WORK TO COMPLETE: Repeat the entries below exactly as they appear, with no pictures.

INPUT RECORDS:
════════
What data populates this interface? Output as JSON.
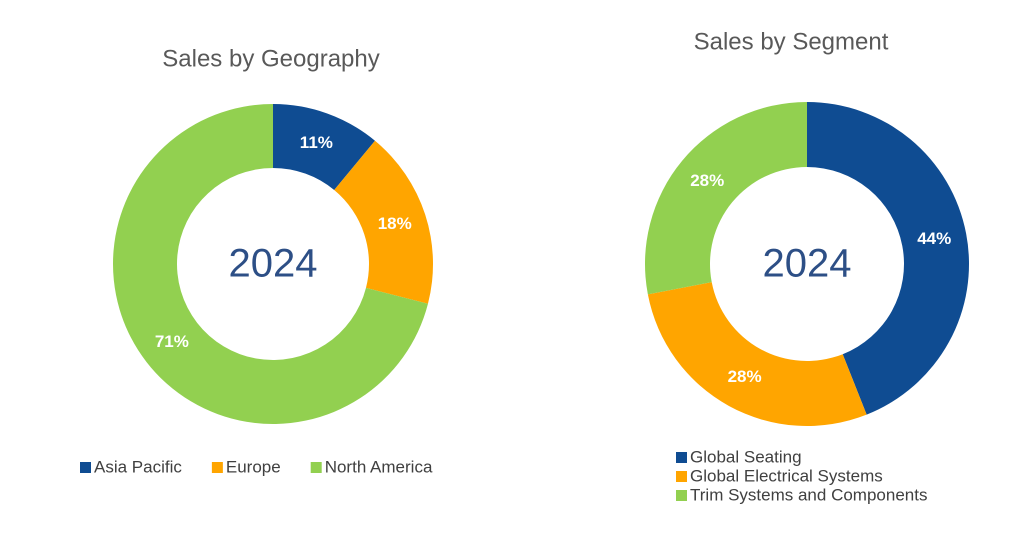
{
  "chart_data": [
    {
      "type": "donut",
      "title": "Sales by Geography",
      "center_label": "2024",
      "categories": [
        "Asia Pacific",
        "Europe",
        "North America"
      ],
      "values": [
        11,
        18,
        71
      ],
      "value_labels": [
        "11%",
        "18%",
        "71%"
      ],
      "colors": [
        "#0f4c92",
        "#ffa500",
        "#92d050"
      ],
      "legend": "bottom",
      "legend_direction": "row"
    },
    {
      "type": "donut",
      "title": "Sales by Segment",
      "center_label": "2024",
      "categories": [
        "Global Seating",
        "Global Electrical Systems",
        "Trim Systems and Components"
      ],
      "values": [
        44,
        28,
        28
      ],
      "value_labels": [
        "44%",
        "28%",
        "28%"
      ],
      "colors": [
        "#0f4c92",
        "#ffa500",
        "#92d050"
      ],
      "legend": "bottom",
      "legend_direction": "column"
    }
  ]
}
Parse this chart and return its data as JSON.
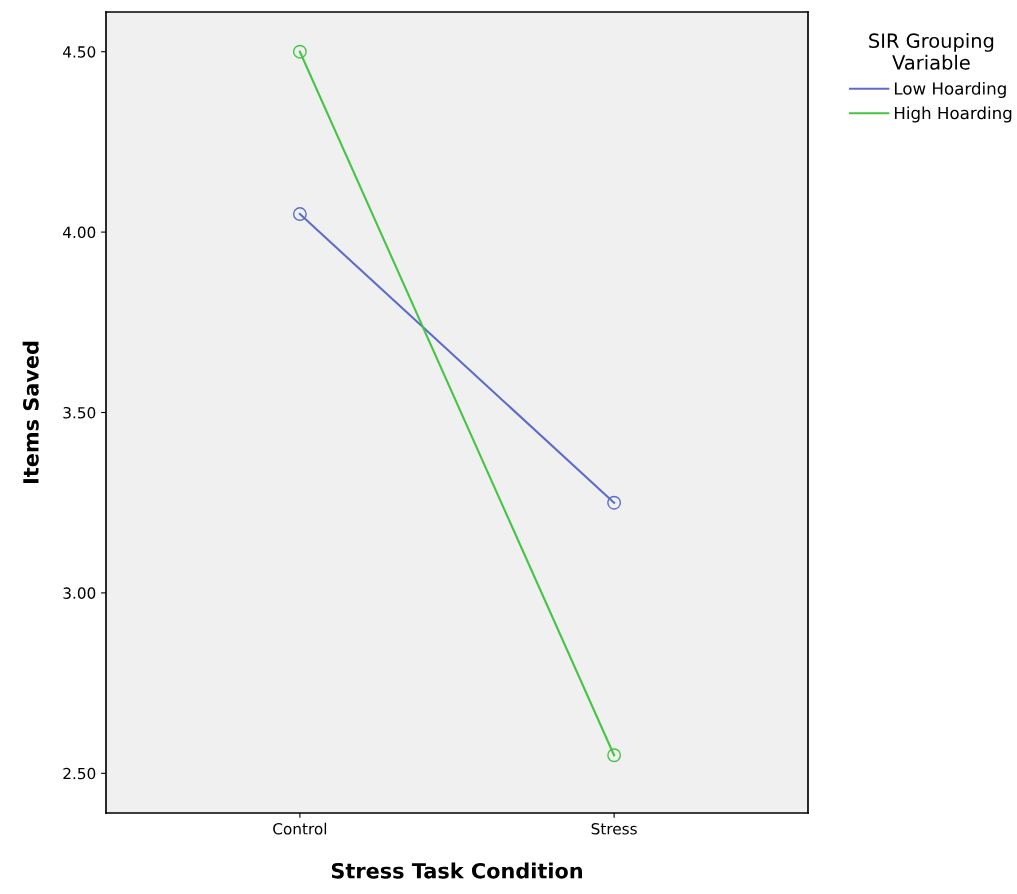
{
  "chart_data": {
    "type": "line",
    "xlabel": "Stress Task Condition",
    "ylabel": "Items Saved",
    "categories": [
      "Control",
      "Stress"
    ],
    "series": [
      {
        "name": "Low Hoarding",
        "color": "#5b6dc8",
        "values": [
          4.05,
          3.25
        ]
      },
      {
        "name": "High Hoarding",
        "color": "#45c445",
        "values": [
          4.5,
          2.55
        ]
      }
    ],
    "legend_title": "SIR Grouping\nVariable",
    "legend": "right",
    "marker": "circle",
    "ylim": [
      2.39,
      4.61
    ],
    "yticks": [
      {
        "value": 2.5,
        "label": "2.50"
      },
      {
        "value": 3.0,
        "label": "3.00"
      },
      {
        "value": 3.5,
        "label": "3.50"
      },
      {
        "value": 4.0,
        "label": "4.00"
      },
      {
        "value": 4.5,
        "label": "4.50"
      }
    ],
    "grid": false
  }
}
════════
EXERCISE ANSWER:
What data populates this interface? Output as JSON.
{
  "chart_data": [
    {
      "type": "donut",
      "title": "Sales by Geography",
      "center_label": "2024",
      "categories": [
        "Asia Pacific",
        "Europe",
        "North America"
      ],
      "values": [
        11,
        18,
        71
      ],
      "value_labels": [
        "11%",
        "18%",
        "71%"
      ],
      "colors": [
        "#0f4c92",
        "#ffa500",
        "#92d050"
      ],
      "legend": "bottom",
      "legend_direction": "row"
    },
    {
      "type": "donut",
      "title": "Sales by Segment",
      "center_label": "2024",
      "categories": [
        "Global Seating",
        "Global Electrical Systems",
        "Trim Systems and Components"
      ],
      "values": [
        44,
        28,
        28
      ],
      "value_labels": [
        "44%",
        "28%",
        "28%"
      ],
      "colors": [
        "#0f4c92",
        "#ffa500",
        "#92d050"
      ],
      "legend": "bottom",
      "legend_direction": "column"
    }
  ]
}
Parse this chart and return its data as JSON.
{
  "chart_data": {
    "type": "line",
    "xlabel": "Stress Task Condition",
    "ylabel": "Items Saved",
    "categories": [
      "Control",
      "Stress"
    ],
    "series": [
      {
        "name": "Low Hoarding",
        "color": "#5b6dc8",
        "values": [
          4.05,
          3.25
        ]
      },
      {
        "name": "High Hoarding",
        "color": "#45c445",
        "values": [
          4.5,
          2.55
        ]
      }
    ],
    "legend_title": "SIR Grouping\nVariable",
    "legend": "right",
    "marker": "circle",
    "ylim": [
      2.39,
      4.61
    ],
    "yticks": [
      {
        "value": 2.5,
        "label": "2.50"
      },
      {
        "value": 3.0,
        "label": "3.00"
      },
      {
        "value": 3.5,
        "label": "3.50"
      },
      {
        "value": 4.0,
        "label": "4.00"
      },
      {
        "value": 4.5,
        "label": "4.50"
      }
    ],
    "grid": false
  }
}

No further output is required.